>> Begin

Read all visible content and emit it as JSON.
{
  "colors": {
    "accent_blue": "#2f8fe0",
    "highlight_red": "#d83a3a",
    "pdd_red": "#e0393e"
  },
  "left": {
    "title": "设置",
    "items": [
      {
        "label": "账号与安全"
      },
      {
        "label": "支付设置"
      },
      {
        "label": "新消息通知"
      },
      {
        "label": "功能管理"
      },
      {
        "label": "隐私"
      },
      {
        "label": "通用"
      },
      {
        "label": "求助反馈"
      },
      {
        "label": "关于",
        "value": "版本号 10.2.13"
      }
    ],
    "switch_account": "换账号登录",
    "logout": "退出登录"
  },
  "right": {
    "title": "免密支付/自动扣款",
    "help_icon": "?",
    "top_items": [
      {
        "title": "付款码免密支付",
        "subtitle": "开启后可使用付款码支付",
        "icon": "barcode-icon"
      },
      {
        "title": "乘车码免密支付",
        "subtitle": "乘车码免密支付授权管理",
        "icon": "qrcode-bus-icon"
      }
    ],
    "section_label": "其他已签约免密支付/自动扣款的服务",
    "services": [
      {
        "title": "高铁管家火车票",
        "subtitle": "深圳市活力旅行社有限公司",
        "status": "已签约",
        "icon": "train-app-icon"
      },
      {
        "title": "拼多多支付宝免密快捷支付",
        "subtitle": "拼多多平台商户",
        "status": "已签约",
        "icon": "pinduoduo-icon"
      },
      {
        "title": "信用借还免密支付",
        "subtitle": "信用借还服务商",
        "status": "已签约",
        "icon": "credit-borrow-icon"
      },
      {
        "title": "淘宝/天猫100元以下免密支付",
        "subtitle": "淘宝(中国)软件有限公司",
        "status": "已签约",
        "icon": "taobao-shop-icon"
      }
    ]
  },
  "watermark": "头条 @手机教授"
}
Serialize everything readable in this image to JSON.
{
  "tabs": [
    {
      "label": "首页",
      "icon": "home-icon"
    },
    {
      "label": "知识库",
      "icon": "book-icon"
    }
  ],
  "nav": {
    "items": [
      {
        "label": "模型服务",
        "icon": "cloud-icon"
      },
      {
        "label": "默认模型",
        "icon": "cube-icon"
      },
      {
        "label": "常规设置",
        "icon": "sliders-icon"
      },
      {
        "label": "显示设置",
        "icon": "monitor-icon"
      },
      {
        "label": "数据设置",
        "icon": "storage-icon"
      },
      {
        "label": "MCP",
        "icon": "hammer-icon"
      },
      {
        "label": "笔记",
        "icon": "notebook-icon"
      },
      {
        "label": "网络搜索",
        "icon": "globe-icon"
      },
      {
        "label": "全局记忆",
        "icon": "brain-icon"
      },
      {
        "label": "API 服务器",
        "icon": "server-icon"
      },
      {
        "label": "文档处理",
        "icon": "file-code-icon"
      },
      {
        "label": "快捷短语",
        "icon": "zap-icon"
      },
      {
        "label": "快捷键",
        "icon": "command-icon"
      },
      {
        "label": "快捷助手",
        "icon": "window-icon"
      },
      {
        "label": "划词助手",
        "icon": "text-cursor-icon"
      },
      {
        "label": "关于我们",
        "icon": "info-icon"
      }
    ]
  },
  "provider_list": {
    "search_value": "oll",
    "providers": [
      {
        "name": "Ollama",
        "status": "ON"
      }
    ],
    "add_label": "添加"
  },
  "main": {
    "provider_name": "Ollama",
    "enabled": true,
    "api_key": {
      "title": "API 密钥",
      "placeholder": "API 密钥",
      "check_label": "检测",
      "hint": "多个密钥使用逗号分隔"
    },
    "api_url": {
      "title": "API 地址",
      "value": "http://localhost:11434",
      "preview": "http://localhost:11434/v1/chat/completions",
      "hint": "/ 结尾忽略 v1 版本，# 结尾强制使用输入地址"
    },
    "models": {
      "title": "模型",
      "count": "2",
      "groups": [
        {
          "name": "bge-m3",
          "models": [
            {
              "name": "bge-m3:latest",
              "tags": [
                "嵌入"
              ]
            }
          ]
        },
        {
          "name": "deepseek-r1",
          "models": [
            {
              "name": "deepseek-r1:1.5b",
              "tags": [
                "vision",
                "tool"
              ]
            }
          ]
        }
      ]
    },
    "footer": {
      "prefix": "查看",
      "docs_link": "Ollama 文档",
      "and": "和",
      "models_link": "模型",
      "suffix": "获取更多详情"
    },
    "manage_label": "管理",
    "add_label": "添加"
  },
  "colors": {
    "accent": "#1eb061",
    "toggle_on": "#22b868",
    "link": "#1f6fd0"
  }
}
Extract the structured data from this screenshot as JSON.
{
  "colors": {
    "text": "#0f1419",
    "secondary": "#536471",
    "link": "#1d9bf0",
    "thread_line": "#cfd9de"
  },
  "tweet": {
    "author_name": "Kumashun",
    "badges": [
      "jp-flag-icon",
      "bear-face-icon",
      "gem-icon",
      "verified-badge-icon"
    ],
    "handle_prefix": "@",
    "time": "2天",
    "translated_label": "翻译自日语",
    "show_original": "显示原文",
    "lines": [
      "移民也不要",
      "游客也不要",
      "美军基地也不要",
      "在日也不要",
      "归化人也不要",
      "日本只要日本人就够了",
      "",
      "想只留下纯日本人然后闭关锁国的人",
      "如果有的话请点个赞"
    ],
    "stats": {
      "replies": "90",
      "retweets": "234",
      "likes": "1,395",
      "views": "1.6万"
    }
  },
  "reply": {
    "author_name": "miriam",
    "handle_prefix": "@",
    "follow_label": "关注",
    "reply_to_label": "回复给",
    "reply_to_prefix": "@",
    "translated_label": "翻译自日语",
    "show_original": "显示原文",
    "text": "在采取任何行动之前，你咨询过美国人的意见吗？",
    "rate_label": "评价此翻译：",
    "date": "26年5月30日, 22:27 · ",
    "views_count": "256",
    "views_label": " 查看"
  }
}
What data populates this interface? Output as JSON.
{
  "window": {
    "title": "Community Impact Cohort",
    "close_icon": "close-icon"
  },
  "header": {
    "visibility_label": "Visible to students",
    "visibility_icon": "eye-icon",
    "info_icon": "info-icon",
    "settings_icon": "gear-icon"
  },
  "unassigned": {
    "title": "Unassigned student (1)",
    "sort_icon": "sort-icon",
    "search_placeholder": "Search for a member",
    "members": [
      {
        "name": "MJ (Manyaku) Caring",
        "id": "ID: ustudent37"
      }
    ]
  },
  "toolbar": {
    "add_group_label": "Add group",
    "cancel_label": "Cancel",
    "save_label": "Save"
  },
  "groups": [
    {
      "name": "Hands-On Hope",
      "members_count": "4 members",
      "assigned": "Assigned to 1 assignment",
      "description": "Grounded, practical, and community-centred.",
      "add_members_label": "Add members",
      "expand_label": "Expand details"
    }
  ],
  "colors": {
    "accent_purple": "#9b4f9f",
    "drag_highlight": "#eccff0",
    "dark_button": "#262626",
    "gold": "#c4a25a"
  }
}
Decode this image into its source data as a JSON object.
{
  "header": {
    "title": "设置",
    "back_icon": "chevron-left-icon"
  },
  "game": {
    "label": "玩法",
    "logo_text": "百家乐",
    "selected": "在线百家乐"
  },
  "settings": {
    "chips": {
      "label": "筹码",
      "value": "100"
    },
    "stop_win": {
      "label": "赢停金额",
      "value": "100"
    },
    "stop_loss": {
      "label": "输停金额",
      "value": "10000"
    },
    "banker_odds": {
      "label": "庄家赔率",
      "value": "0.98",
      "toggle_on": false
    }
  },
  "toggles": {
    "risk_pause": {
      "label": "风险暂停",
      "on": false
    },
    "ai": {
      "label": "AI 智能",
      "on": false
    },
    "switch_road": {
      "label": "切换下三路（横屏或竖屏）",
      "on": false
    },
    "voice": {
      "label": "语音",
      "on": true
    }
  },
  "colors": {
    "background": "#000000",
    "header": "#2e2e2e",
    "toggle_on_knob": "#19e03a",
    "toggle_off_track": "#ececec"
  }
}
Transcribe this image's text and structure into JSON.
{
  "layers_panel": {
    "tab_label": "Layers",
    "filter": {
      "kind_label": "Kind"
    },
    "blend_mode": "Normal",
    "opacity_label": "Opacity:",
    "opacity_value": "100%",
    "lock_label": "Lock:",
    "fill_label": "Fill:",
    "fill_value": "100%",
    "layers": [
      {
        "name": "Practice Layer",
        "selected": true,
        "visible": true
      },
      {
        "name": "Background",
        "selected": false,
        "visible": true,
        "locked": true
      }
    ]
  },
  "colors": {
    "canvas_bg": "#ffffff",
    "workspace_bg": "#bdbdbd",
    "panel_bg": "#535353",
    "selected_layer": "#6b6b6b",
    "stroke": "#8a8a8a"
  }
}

>> End

### Task goal
Among the lines of the data above, determine how many contain the word "localhost". Report the number alone.

### The response
2